EXERCISE
Output the lines between the one holding "bar bbox=[324, 352, 365, 406]" and the one holding "line-label: 209.9% bbox=[485, 277, 542, 295]", inclusive, as a Markdown table with the columns "Row" and "Line". Number each line, and leave out any blank lines.

[Spatial layout data]
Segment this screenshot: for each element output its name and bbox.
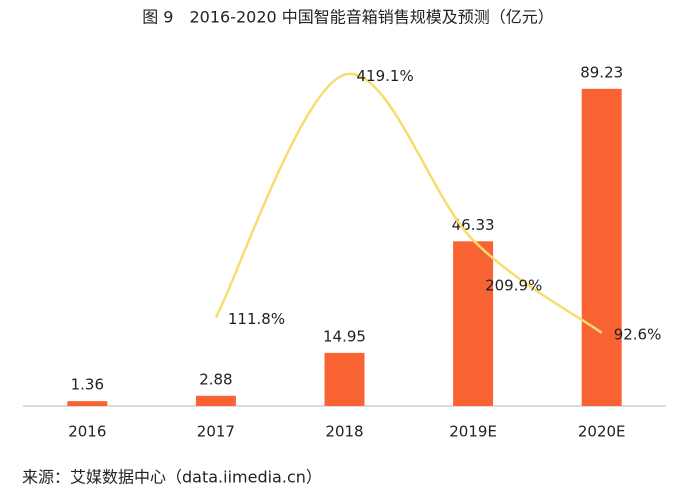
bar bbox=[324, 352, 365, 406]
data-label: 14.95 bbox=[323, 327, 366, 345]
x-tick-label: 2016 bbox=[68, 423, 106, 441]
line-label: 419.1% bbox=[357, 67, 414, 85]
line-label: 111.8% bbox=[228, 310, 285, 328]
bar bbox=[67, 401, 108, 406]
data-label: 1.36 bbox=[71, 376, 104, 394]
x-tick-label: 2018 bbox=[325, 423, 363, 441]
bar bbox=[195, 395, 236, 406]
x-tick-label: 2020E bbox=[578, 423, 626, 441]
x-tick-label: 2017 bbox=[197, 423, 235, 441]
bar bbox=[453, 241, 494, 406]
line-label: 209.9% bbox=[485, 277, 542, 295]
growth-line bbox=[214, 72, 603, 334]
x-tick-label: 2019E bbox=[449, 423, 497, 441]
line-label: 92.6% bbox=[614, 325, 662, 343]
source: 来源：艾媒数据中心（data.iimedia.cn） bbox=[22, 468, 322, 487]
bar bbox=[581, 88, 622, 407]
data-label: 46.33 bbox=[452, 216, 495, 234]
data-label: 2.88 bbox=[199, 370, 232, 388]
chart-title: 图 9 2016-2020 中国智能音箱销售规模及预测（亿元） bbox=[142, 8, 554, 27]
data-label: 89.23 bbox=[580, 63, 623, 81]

---

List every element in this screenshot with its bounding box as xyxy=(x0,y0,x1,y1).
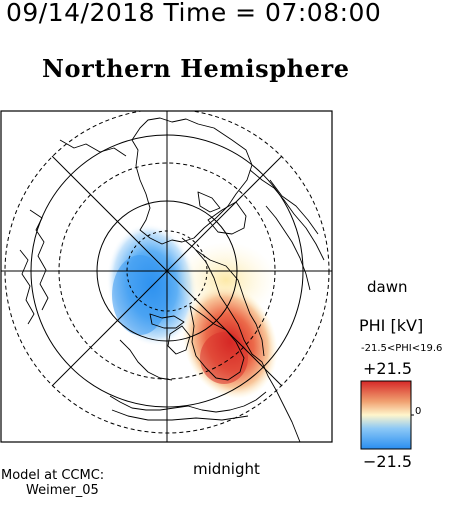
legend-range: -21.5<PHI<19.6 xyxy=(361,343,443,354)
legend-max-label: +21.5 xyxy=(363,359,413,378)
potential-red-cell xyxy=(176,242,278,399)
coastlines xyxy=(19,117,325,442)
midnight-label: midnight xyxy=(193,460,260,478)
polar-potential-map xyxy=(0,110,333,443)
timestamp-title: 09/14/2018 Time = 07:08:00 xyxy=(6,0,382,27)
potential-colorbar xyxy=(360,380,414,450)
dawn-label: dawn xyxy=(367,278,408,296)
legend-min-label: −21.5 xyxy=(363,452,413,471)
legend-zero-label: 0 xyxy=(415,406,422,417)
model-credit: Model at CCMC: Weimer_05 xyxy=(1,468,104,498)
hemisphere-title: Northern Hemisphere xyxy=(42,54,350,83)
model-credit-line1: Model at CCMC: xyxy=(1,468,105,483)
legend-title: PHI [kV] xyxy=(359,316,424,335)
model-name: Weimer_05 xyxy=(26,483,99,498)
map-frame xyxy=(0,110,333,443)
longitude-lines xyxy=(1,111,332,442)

TASK OUTPUT
| Row | Line |
|---|---|
| 1 | bar bbox=[324, 352, 365, 406] |
| 2 | data-label: 14.95 bbox=[323, 327, 366, 345] |
| 3 | x-tick-label: 2016 bbox=[68, 423, 106, 441] |
| 4 | line-label: 419.1% bbox=[357, 67, 414, 85] |
| 5 | line-label: 111.8% bbox=[228, 310, 285, 328] |
| 6 | bar bbox=[67, 401, 108, 406] |
| 7 | data-label: 1.36 bbox=[71, 376, 104, 394] |
| 8 | x-tick-label: 2018 bbox=[325, 423, 363, 441] |
| 9 | bar bbox=[195, 395, 236, 406] |
| 10 | x-tick-label: 2020E bbox=[578, 423, 626, 441] |
| 11 | x-tick-label: 2017 bbox=[197, 423, 235, 441] |
| 12 | bar bbox=[453, 241, 494, 406] |
| 13 | line-label: 209.9% bbox=[485, 277, 542, 295] |